• Stated problem: Exactly reproduce all the records, keeping pictures out of the copy.

• Entries supplied:
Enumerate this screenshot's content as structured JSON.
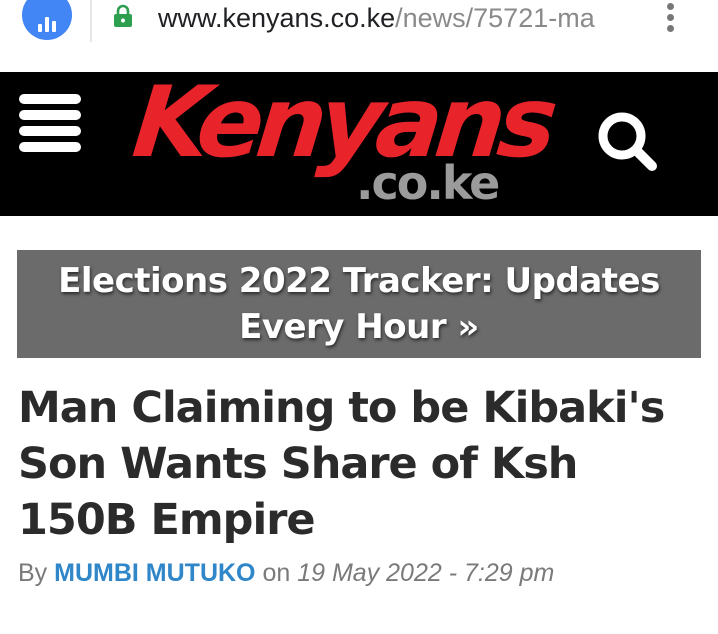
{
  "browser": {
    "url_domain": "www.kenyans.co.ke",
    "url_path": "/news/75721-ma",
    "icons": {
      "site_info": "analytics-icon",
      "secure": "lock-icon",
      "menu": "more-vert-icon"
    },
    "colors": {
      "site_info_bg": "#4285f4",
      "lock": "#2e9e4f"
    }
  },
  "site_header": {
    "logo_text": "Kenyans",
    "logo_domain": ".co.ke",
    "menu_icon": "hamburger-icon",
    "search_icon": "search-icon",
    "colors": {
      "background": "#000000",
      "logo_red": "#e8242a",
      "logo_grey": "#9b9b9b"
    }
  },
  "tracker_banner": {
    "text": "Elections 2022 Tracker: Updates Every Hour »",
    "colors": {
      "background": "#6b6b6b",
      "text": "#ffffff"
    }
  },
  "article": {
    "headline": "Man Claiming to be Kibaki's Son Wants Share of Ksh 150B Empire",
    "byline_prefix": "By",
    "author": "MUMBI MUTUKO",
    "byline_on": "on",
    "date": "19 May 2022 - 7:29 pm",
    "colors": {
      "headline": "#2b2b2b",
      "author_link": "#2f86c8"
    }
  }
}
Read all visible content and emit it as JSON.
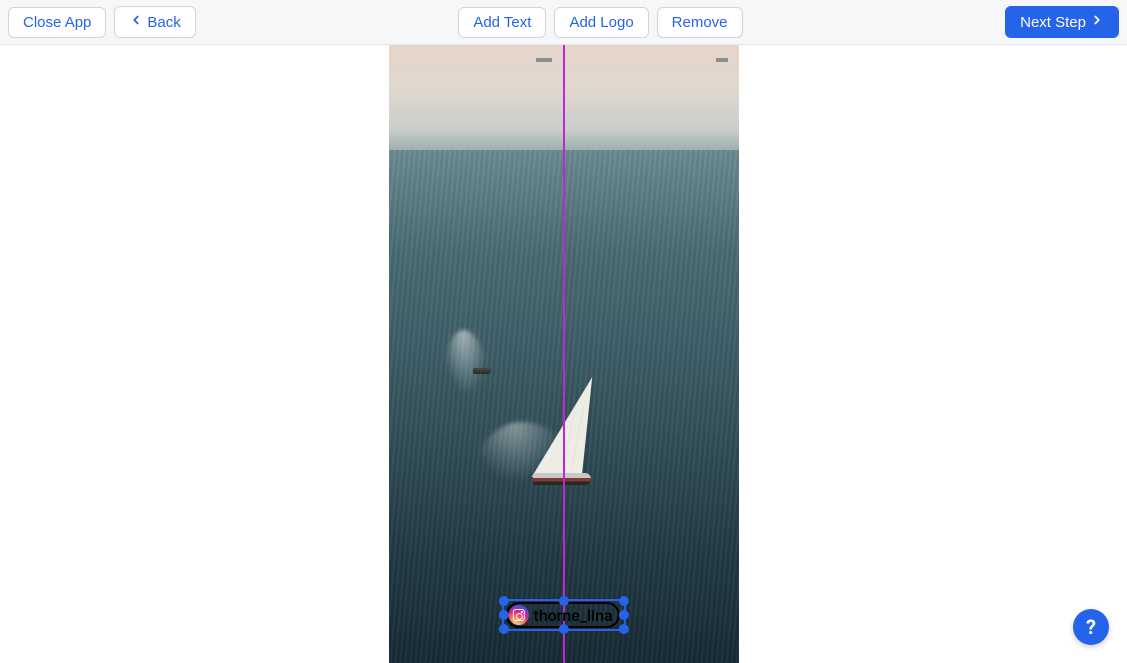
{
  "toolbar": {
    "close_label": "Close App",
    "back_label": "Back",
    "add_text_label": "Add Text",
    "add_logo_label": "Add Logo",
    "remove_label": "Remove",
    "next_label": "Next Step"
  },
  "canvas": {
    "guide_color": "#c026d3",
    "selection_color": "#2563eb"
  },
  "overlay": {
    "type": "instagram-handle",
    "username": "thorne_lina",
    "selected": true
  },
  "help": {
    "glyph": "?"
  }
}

• Correct answer:
Enumerate this screenshot's content as structured JSON.
{
  "browser": {
    "url_domain": "www.kenyans.co.ke",
    "url_path": "/news/75721-ma",
    "icons": {
      "site_info": "analytics-icon",
      "secure": "lock-icon",
      "menu": "more-vert-icon"
    },
    "colors": {
      "site_info_bg": "#4285f4",
      "lock": "#2e9e4f"
    }
  },
  "site_header": {
    "logo_text": "Kenyans",
    "logo_domain": ".co.ke",
    "menu_icon": "hamburger-icon",
    "search_icon": "search-icon",
    "colors": {
      "background": "#000000",
      "logo_red": "#e8242a",
      "logo_grey": "#9b9b9b"
    }
  },
  "tracker_banner": {
    "text": "Elections 2022 Tracker: Updates Every Hour »",
    "colors": {
      "background": "#6b6b6b",
      "text": "#ffffff"
    }
  },
  "article": {
    "headline": "Man Claiming to be Kibaki's Son Wants Share of Ksh 150B Empire",
    "byline_prefix": "By",
    "author": "MUMBI MUTUKO",
    "byline_on": "on",
    "date": "19 May 2022 - 7:29 pm",
    "colors": {
      "headline": "#2b2b2b",
      "author_link": "#2f86c8"
    }
  }
}
Read all visible content and emit it as JSON.
{
  "toolbar": {
    "close_label": "Close App",
    "back_label": "Back",
    "add_text_label": "Add Text",
    "add_logo_label": "Add Logo",
    "remove_label": "Remove",
    "next_label": "Next Step"
  },
  "canvas": {
    "guide_color": "#c026d3",
    "selection_color": "#2563eb"
  },
  "overlay": {
    "type": "instagram-handle",
    "username": "thorne_lina",
    "selected": true
  },
  "help": {
    "glyph": "?"
  }
}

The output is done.